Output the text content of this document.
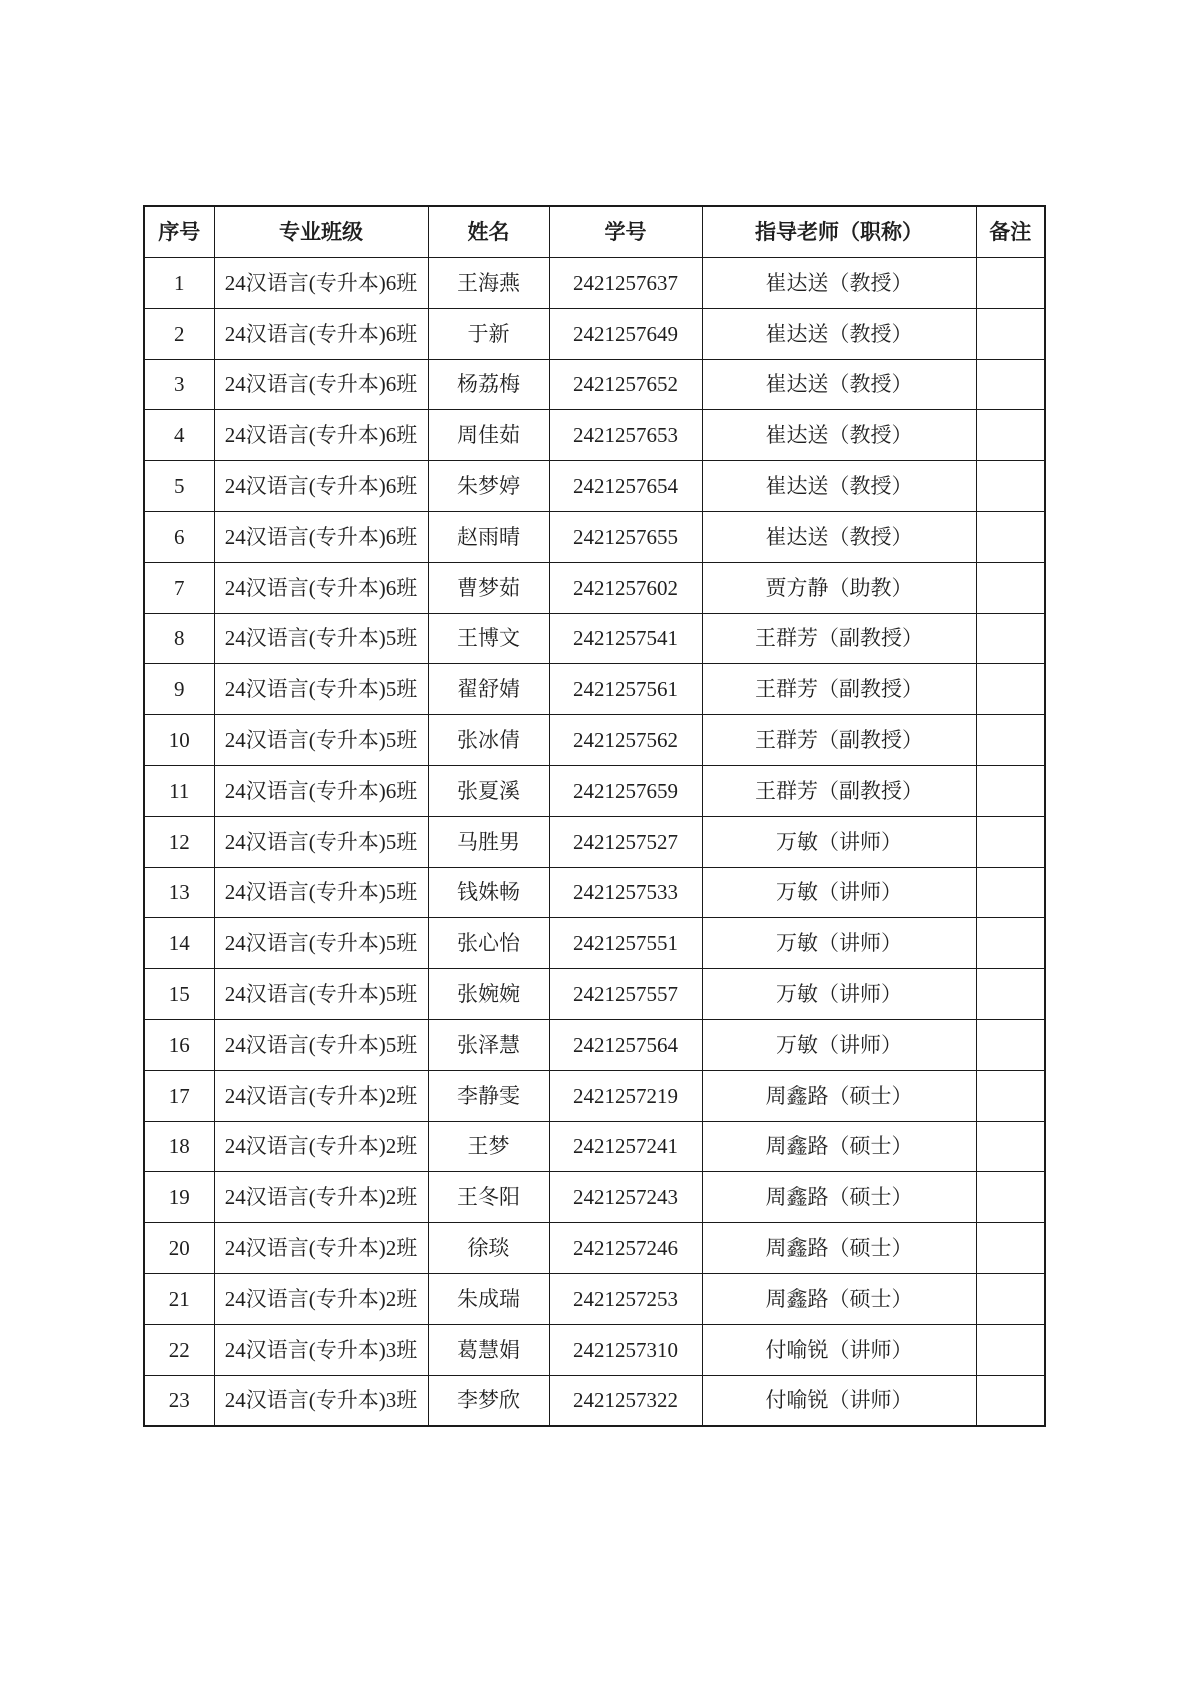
序号	专业班级	姓名	学号	指导老师（职称）	备注
1	24汉语言(专升本)6班	王海燕	2421257637	崔达送（教授）	
2	24汉语言(专升本)6班	于新	2421257649	崔达送（教授）	
3	24汉语言(专升本)6班	杨荔梅	2421257652	崔达送（教授）	
4	24汉语言(专升本)6班	周佳茹	2421257653	崔达送（教授）	
5	24汉语言(专升本)6班	朱梦婷	2421257654	崔达送（教授）	
6	24汉语言(专升本)6班	赵雨晴	2421257655	崔达送（教授）	
7	24汉语言(专升本)6班	曹梦茹	2421257602	贾方静（助教）	
8	24汉语言(专升本)5班	王博文	2421257541	王群芳（副教授）	
9	24汉语言(专升本)5班	翟舒婧	2421257561	王群芳（副教授）	
10	24汉语言(专升本)5班	张冰倩	2421257562	王群芳（副教授）	
11	24汉语言(专升本)6班	张夏溪	2421257659	王群芳（副教授）	
12	24汉语言(专升本)5班	马胜男	2421257527	万敏（讲师）	
13	24汉语言(专升本)5班	钱姝畅	2421257533	万敏（讲师）	
14	24汉语言(专升本)5班	张心怡	2421257551	万敏（讲师）	
15	24汉语言(专升本)5班	张婉婉	2421257557	万敏（讲师）	
16	24汉语言(专升本)5班	张泽慧	2421257564	万敏（讲师）	
17	24汉语言(专升本)2班	李静雯	2421257219	周鑫路（硕士）	
18	24汉语言(专升本)2班	王梦	2421257241	周鑫路（硕士）	
19	24汉语言(专升本)2班	王冬阳	2421257243	周鑫路（硕士）	
20	24汉语言(专升本)2班	徐琰	2421257246	周鑫路（硕士）	
21	24汉语言(专升本)2班	朱成瑞	2421257253	周鑫路（硕士）	
22	24汉语言(专升本)3班	葛慧娟	2421257310	付喻锐（讲师）	
23	24汉语言(专升本)3班	李梦欣	2421257322	付喻锐（讲师）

--*--

### SHORT PROBLEM
Transcribe the listing in full and omit the pictures.

### SOLUTION TO THE EXERCISE
Output the text content of this document.
序号	专业班级	姓名	学号	指导老师（职称）	备注
1	24汉语言(专升本)6班	王海燕	2421257637	崔达送（教授）	
2	24汉语言(专升本)6班	于新	2421257649	崔达送（教授）	
3	24汉语言(专升本)6班	杨荔梅	2421257652	崔达送（教授）	
4	24汉语言(专升本)6班	周佳茹	2421257653	崔达送（教授）	
5	24汉语言(专升本)6班	朱梦婷	2421257654	崔达送（教授）	
6	24汉语言(专升本)6班	赵雨晴	2421257655	崔达送（教授）	
7	24汉语言(专升本)6班	曹梦茹	2421257602	贾方静（助教）	
8	24汉语言(专升本)5班	王博文	2421257541	王群芳（副教授）	
9	24汉语言(专升本)5班	翟舒婧	2421257561	王群芳（副教授）	
10	24汉语言(专升本)5班	张冰倩	2421257562	王群芳（副教授）	
11	24汉语言(专升本)6班	张夏溪	2421257659	王群芳（副教授）	
12	24汉语言(专升本)5班	马胜男	2421257527	万敏（讲师）	
13	24汉语言(专升本)5班	钱姝畅	2421257533	万敏（讲师）	
14	24汉语言(专升本)5班	张心怡	2421257551	万敏（讲师）	
15	24汉语言(专升本)5班	张婉婉	2421257557	万敏（讲师）	
16	24汉语言(专升本)5班	张泽慧	2421257564	万敏（讲师）	
17	24汉语言(专升本)2班	李静雯	2421257219	周鑫路（硕士）	
18	24汉语言(专升本)2班	王梦	2421257241	周鑫路（硕士）	
19	24汉语言(专升本)2班	王冬阳	2421257243	周鑫路（硕士）	
20	24汉语言(专升本)2班	徐琰	2421257246	周鑫路（硕士）	
21	24汉语言(专升本)2班	朱成瑞	2421257253	周鑫路（硕士）	
22	24汉语言(专升本)3班	葛慧娟	2421257310	付喻锐（讲师）	
23	24汉语言(专升本)3班	李梦欣	2421257322	付喻锐（讲师）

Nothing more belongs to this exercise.